Task to complete: Report, word for word, every line of the material that contains "автономным".

Listed records:
○ ○ ○ ○ ○

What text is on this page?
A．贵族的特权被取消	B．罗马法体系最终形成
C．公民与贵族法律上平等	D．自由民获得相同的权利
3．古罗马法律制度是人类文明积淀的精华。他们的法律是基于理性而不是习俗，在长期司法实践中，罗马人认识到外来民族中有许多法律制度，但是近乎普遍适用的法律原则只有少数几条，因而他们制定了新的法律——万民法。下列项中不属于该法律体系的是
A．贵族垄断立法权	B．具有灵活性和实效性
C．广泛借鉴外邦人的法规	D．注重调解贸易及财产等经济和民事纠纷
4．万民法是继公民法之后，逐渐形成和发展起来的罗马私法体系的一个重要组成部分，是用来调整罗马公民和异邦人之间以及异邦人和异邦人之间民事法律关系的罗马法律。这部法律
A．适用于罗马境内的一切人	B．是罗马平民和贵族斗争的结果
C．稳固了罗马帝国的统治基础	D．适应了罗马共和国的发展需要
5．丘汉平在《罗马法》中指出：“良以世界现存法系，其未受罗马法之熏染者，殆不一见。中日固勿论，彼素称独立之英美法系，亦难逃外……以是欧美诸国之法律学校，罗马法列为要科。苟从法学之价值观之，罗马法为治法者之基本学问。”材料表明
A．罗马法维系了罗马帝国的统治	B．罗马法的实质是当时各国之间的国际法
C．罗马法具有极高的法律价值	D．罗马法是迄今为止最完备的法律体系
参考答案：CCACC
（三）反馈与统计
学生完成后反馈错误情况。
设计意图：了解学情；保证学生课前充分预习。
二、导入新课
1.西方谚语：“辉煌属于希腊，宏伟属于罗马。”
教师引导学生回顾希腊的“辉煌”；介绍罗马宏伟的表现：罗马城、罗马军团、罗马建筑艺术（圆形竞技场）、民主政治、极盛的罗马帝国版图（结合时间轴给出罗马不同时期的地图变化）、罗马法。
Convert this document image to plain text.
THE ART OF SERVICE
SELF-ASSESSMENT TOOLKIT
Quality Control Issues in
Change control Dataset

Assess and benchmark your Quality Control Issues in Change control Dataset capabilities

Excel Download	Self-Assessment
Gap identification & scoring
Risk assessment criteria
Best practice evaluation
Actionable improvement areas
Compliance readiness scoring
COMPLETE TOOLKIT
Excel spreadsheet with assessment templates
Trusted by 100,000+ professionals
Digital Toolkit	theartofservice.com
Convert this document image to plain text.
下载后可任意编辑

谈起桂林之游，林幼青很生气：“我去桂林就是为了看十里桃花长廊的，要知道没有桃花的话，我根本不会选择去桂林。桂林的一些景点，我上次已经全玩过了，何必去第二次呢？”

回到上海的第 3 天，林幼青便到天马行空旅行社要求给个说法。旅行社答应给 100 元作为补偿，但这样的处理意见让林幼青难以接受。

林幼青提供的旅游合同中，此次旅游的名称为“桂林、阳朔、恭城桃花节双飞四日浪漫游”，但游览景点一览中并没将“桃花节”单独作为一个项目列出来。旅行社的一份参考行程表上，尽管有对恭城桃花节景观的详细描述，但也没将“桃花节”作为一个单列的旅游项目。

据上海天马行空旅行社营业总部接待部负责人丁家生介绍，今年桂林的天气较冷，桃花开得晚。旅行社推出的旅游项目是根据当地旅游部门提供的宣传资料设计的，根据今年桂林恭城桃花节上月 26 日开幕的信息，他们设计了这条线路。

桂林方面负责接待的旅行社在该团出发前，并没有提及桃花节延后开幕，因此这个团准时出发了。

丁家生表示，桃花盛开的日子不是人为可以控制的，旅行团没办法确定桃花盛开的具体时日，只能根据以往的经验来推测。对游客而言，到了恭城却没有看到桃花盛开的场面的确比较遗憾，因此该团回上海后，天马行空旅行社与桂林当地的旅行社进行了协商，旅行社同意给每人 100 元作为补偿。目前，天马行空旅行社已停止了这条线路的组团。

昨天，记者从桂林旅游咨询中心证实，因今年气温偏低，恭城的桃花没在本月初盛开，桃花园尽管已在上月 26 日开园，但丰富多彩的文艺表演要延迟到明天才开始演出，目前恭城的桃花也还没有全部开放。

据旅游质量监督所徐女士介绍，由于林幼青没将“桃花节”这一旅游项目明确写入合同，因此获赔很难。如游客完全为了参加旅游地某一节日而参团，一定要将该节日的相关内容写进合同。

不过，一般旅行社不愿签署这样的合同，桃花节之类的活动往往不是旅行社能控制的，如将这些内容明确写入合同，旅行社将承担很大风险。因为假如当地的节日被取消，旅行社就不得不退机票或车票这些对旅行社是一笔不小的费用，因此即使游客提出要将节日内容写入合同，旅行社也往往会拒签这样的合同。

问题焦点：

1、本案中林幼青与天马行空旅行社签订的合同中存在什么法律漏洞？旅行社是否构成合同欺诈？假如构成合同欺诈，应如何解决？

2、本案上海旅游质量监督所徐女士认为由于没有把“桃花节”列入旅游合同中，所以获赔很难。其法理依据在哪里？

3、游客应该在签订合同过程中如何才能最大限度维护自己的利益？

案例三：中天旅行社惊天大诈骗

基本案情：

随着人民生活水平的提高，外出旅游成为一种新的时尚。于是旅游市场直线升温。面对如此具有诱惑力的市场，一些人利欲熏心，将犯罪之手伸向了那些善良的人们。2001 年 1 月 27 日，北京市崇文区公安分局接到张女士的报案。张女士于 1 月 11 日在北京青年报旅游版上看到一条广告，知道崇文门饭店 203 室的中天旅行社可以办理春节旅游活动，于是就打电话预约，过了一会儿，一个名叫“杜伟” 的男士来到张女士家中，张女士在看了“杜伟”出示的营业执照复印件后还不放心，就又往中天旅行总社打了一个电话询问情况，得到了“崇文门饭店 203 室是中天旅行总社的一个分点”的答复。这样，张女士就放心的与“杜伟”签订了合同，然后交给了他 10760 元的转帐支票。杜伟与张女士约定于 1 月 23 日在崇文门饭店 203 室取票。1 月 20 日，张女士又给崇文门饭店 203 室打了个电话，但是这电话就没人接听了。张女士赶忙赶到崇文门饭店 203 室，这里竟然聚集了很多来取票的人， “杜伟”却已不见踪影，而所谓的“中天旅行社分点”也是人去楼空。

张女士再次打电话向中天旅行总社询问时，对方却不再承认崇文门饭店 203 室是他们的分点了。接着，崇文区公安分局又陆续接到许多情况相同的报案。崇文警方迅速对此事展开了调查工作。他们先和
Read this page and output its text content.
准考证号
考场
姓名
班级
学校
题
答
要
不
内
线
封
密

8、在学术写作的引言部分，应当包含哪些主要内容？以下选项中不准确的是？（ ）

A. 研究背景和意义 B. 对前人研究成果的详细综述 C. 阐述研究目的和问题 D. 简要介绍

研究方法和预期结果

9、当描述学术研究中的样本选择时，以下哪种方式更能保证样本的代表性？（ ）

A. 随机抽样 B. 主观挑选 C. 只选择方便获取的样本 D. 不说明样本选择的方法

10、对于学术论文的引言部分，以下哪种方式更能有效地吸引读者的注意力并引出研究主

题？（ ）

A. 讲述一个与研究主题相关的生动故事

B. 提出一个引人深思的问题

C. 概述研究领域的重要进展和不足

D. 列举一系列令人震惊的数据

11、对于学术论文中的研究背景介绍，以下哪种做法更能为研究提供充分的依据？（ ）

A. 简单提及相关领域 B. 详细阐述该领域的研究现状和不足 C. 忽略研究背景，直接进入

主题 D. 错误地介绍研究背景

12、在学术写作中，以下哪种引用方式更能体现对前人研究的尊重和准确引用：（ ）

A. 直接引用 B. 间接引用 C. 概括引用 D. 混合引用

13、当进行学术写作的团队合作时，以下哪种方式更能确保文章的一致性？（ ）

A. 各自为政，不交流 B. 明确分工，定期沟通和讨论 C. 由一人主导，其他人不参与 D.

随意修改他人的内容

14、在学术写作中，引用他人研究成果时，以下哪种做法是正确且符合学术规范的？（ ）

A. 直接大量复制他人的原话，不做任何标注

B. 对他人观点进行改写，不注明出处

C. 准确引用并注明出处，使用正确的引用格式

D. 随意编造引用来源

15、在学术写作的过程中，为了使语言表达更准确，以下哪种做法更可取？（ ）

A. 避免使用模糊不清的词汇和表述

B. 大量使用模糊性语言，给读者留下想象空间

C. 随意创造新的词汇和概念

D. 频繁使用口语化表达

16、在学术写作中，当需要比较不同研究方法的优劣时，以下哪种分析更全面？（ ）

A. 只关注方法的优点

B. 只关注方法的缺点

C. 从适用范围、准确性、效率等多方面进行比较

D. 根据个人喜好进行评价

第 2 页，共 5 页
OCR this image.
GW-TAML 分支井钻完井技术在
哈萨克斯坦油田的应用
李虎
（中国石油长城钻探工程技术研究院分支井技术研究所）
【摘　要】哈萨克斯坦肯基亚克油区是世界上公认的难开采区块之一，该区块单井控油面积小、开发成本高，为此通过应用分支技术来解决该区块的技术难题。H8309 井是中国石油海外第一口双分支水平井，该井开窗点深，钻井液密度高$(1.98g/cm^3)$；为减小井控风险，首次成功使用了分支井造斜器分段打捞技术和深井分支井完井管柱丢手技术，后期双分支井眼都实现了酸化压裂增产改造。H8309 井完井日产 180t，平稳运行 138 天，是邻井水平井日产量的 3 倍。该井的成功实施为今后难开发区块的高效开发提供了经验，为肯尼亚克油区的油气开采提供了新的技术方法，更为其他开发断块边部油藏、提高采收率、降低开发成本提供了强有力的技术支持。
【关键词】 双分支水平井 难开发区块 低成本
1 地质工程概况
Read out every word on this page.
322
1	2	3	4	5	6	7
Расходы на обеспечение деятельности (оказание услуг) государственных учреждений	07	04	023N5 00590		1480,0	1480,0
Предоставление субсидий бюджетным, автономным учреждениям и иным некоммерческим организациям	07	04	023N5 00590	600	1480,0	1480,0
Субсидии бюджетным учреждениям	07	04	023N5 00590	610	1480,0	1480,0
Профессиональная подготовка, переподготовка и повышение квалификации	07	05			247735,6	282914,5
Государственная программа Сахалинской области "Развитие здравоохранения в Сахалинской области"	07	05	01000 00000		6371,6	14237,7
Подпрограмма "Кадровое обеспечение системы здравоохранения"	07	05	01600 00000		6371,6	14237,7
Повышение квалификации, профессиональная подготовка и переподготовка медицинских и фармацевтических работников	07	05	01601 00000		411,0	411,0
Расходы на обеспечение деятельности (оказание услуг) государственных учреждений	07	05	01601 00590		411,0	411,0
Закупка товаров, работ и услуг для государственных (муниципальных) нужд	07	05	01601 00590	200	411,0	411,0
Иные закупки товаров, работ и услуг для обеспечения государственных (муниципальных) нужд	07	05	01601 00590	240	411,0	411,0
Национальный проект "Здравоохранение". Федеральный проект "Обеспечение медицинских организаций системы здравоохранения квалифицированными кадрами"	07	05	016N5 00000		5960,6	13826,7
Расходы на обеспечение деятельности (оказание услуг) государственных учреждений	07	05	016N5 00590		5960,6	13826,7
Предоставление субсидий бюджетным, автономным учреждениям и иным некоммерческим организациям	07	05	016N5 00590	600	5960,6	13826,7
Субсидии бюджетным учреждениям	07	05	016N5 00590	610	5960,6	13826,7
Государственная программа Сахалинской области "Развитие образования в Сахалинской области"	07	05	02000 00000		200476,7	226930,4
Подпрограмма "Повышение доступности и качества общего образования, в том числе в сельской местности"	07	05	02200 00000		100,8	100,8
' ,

○ ○ ○ ○ ○

Solution to this exercise:
Предоставление субсидий бюджетным, автономным учреждениям и иным некоммерческим организациям	07	04	023N5 00590	600	1480,0	1480,0
Предоставление субсидий бюджетным, автономным учреждениям и иным некоммерческим организациям	07	05	016N5 00590	600	5960,6	13826,7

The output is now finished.